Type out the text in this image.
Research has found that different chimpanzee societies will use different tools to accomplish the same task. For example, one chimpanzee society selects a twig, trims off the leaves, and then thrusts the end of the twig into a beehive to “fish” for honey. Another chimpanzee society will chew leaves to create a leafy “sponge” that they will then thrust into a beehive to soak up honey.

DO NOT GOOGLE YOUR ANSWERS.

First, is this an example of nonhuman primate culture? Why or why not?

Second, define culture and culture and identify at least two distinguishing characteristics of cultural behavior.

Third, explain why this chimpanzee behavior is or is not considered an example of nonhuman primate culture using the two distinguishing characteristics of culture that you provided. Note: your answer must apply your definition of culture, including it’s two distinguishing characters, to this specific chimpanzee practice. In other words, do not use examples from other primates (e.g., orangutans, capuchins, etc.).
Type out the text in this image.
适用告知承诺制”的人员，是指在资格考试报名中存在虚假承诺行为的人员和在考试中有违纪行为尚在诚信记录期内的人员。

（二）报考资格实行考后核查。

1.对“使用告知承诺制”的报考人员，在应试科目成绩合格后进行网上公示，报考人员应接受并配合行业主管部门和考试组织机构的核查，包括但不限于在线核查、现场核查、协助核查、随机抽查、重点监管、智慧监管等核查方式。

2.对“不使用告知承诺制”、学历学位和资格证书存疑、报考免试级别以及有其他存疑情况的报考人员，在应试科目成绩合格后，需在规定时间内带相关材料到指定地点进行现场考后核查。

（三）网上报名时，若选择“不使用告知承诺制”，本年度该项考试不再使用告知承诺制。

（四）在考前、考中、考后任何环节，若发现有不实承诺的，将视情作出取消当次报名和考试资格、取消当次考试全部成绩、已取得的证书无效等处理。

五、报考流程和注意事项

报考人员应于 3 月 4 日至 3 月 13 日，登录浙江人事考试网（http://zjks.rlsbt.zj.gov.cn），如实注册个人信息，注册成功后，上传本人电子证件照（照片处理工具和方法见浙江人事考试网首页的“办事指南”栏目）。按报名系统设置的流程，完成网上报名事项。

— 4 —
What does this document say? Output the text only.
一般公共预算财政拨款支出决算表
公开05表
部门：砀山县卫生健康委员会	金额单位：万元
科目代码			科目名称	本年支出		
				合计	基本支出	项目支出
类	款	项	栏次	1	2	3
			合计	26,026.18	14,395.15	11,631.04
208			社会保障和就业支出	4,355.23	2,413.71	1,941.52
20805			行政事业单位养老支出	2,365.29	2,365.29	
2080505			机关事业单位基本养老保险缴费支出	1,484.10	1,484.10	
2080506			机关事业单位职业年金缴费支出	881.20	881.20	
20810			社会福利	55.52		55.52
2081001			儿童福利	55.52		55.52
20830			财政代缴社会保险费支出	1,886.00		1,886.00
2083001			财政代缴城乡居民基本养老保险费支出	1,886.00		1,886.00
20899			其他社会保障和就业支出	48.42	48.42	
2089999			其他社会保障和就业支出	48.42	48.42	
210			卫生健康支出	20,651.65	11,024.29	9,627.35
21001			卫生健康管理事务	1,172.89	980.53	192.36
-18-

Problem details: Read the lines above. Gather those in which the string "distinguishing" is found.

Full answer:
Second, define culture and culture and identify at least two distinguishing characteristics of cultural behavior.
Third, explain why this chimpanzee behavior is or is not considered an example of nonhuman primate culture using the two distinguishing characteristics of culture that you provided. Note: your answer must apply your definition of culture, including it’s two distinguishing characters, to this specific chimpanzee practice. In other words, do not use examples from other primates (e.g., orangutans, capuchins, etc.).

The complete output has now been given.